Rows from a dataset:
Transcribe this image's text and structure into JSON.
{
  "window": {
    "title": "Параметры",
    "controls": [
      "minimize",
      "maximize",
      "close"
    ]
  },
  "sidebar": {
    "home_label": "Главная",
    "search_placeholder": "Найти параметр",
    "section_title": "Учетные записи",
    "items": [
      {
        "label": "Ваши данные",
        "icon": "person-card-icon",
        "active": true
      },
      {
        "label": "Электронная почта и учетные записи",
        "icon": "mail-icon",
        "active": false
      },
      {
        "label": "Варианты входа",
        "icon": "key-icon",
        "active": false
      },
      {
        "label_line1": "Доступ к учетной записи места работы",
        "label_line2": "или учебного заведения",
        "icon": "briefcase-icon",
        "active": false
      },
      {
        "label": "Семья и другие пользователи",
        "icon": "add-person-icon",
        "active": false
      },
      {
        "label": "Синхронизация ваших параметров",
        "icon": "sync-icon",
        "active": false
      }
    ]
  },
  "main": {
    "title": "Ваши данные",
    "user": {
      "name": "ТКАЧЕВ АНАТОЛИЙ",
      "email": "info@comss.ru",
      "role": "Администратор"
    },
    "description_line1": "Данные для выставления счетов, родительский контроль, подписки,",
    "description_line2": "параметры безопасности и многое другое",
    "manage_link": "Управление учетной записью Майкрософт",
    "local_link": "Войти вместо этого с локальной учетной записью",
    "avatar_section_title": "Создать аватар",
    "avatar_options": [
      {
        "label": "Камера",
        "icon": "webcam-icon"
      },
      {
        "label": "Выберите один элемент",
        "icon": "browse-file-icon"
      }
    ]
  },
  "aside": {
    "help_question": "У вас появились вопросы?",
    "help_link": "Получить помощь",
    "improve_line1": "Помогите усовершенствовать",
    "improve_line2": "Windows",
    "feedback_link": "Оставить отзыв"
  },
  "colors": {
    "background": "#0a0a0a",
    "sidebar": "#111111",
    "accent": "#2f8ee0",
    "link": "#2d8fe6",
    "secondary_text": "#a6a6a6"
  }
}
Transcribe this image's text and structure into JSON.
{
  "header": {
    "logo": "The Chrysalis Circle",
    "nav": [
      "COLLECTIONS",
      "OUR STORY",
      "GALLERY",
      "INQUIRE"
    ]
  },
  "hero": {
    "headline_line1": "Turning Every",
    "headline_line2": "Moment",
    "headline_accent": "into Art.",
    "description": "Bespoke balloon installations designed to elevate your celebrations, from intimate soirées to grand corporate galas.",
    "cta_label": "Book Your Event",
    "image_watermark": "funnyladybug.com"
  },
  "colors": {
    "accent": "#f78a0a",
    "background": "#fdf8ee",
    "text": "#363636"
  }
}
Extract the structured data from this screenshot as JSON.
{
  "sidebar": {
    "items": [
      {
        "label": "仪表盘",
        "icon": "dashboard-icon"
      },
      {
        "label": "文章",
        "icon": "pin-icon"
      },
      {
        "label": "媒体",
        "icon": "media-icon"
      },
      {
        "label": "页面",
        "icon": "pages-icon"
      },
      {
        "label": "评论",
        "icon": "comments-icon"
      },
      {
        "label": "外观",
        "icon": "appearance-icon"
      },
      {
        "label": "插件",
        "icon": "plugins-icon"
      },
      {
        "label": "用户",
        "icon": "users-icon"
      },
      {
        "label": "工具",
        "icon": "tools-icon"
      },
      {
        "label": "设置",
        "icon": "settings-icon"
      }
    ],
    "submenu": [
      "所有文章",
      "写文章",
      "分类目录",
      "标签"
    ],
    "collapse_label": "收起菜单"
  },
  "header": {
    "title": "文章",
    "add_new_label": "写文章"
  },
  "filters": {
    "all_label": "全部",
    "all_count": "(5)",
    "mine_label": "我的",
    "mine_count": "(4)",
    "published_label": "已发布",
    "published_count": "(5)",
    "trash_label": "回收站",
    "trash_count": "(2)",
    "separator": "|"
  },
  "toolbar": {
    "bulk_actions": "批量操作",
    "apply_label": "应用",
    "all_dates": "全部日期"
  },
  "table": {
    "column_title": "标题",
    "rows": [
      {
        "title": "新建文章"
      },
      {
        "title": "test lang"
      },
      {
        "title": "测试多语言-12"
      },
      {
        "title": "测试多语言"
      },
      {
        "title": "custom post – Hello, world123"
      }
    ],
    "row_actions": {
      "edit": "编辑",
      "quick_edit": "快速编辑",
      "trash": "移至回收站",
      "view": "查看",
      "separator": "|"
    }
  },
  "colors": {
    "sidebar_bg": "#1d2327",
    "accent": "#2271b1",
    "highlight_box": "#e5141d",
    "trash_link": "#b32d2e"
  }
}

SHORT TASK> Please output every record, keeping each line exact.

TASK OUTPUT>
Transcribe this image's text and structure into JSON.
{
  "window": {
    "title": "Параметры",
    "controls": [
      "minimize",
      "maximize",
      "close"
    ]
  },
  "sidebar": {
    "home_label": "Главная",
    "search_placeholder": "Найти параметр",
    "section_title": "Учетные записи",
    "items": [
      {
        "label": "Ваши данные",
        "icon": "person-card-icon",
        "active": true
      },
      {
        "label": "Электронная почта и учетные записи",
        "icon": "mail-icon",
        "active": false
      },
      {
        "label": "Варианты входа",
        "icon": "key-icon",
        "active": false
      },
      {
        "label_line1": "Доступ к учетной записи места работы",
        "label_line2": "или учебного заведения",
        "icon": "briefcase-icon",
        "active": false
      },
      {
        "label": "Семья и другие пользователи",
        "icon": "add-person-icon",
        "active": false
      },
      {
        "label": "Синхронизация ваших параметров",
        "icon": "sync-icon",
        "active": false
      }
    ]
  },
  "main": {
    "title": "Ваши данные",
    "user": {
      "name": "ТКАЧЕВ АНАТОЛИЙ",
      "email": "info@comss.ru",
      "role": "Администратор"
    },
    "description_line1": "Данные для выставления счетов, родительский контроль, подписки,",
    "description_line2": "параметры безопасности и многое другое",
    "manage_link": "Управление учетной записью Майкрософт",
    "local_link": "Войти вместо этого с локальной учетной записью",
    "avatar_section_title": "Создать аватар",
    "avatar_options": [
      {
        "label": "Камера",
        "icon": "webcam-icon"
      },
      {
        "label": "Выберите один элемент",
        "icon": "browse-file-icon"
      }
    ]
  },
  "aside": {
    "help_question": "У вас появились вопросы?",
    "help_link": "Получить помощь",
    "improve_line1": "Помогите усовершенствовать",
    "improve_line2": "Windows",
    "feedback_link": "Оставить отзыв"
  },
  "colors": {
    "background": "#0a0a0a",
    "sidebar": "#111111",
    "accent": "#2f8ee0",
    "link": "#2d8fe6",
    "secondary_text": "#a6a6a6"
  }
}
Transcribe this image's text and structure into JSON.
{
  "header": {
    "logo": "The Chrysalis Circle",
    "nav": [
      "COLLECTIONS",
      "OUR STORY",
      "GALLERY",
      "INQUIRE"
    ]
  },
  "hero": {
    "headline_line1": "Turning Every",
    "headline_line2": "Moment",
    "headline_accent": "into Art.",
    "description": "Bespoke balloon installations designed to elevate your celebrations, from intimate soirées to grand corporate galas.",
    "cta_label": "Book Your Event",
    "image_watermark": "funnyladybug.com"
  },
  "colors": {
    "accent": "#f78a0a",
    "background": "#fdf8ee",
    "text": "#363636"
  }
}
Extract the structured data from this screenshot as JSON.
{
  "sidebar": {
    "items": [
      {
        "label": "仪表盘",
        "icon": "dashboard-icon"
      },
      {
        "label": "文章",
        "icon": "pin-icon"
      },
      {
        "label": "媒体",
        "icon": "media-icon"
      },
      {
        "label": "页面",
        "icon": "pages-icon"
      },
      {
        "label": "评论",
        "icon": "comments-icon"
      },
      {
        "label": "外观",
        "icon": "appearance-icon"
      },
      {
        "label": "插件",
        "icon": "plugins-icon"
      },
      {
        "label": "用户",
        "icon": "users-icon"
      },
      {
        "label": "工具",
        "icon": "tools-icon"
      },
      {
        "label": "设置",
        "icon": "settings-icon"
      }
    ],
    "submenu": [
      "所有文章",
      "写文章",
      "分类目录",
      "标签"
    ],
    "collapse_label": "收起菜单"
  },
  "header": {
    "title": "文章",
    "add_new_label": "写文章"
  },
  "filters": {
    "all_label": "全部",
    "all_count": "(5)",
    "mine_label": "我的",
    "mine_count": "(4)",
    "published_label": "已发布",
    "published_count": "(5)",
    "trash_label": "回收站",
    "trash_count": "(2)",
    "separator": "|"
  },
  "toolbar": {
    "bulk_actions": "批量操作",
    "apply_label": "应用",
    "all_dates": "全部日期"
  },
  "table": {
    "column_title": "标题",
    "rows": [
      {
        "title": "新建文章"
      },
      {
        "title": "test lang"
      },
      {
        "title": "测试多语言-12"
      },
      {
        "title": "测试多语言"
      },
      {
        "title": "custom post – Hello, world123"
      }
    ],
    "row_actions": {
      "edit": "编辑",
      "quick_edit": "快速编辑",
      "trash": "移至回收站",
      "view": "查看",
      "separator": "|"
    }
  },
  "colors": {
    "sidebar_bg": "#1d2327",
    "accent": "#2271b1",
    "highlight_box": "#e5141d",
    "trash_link": "#b32d2e"
  }
}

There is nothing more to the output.